# GIVEN RECORDS
****************************************

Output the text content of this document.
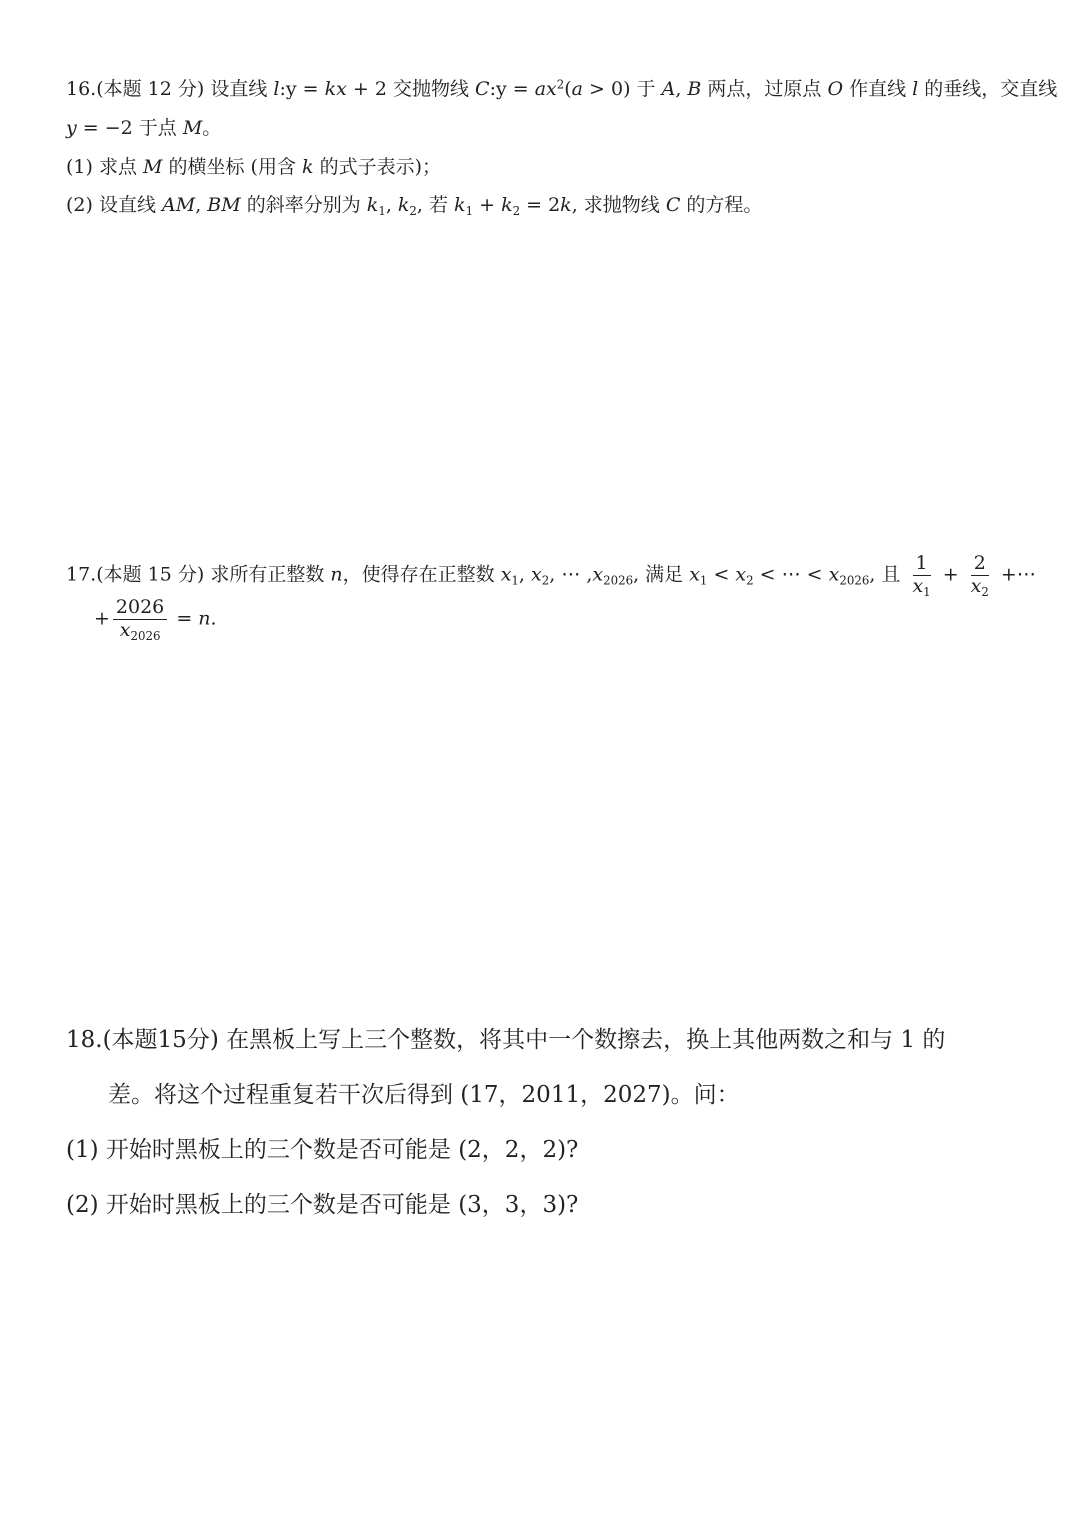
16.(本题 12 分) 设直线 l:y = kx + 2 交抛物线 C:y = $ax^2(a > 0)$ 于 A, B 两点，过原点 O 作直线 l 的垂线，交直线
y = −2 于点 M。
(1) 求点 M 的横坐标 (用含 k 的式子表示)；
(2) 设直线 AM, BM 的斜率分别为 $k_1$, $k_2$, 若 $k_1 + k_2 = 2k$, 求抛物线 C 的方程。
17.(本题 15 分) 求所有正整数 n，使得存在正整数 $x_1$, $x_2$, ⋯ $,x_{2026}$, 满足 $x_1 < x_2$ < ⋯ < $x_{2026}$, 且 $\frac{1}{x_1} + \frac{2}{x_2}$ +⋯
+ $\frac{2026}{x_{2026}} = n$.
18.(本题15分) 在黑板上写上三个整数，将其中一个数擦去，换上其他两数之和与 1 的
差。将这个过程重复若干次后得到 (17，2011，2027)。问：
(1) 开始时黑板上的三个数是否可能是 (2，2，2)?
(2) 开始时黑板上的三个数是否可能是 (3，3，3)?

****************************************

# WHAT TO PRODUCE
Copy out each record shown above without alteration, skipping any picture.

# ANSWER FOR THIS EXERCISE
Output the text content of this document.
16.(本题 12 分) 设直线 l:y = kx + 2 交抛物线 C:y = $ax^2(a > 0)$ 于 A, B 两点，过原点 O 作直线 l 的垂线，交直线
y = −2 于点 M。
(1) 求点 M 的横坐标 (用含 k 的式子表示)；
(2) 设直线 AM, BM 的斜率分别为 $k_1$, $k_2$, 若 $k_1 + k_2 = 2k$, 求抛物线 C 的方程。
17.(本题 15 分) 求所有正整数 n，使得存在正整数 $x_1$, $x_2$, ⋯ $,x_{2026}$, 满足 $x_1 < x_2$ < ⋯ < $x_{2026}$, 且 $\frac{1}{x_1} + \frac{2}{x_2}$ +⋯
+ $\frac{2026}{x_{2026}} = n$.
18.(本题15分) 在黑板上写上三个整数，将其中一个数擦去，换上其他两数之和与 1 的
差。将这个过程重复若干次后得到 (17，2011，2027)。问：
(1) 开始时黑板上的三个数是否可能是 (2，2，2)?
(2) 开始时黑板上的三个数是否可能是 (3，3，3)?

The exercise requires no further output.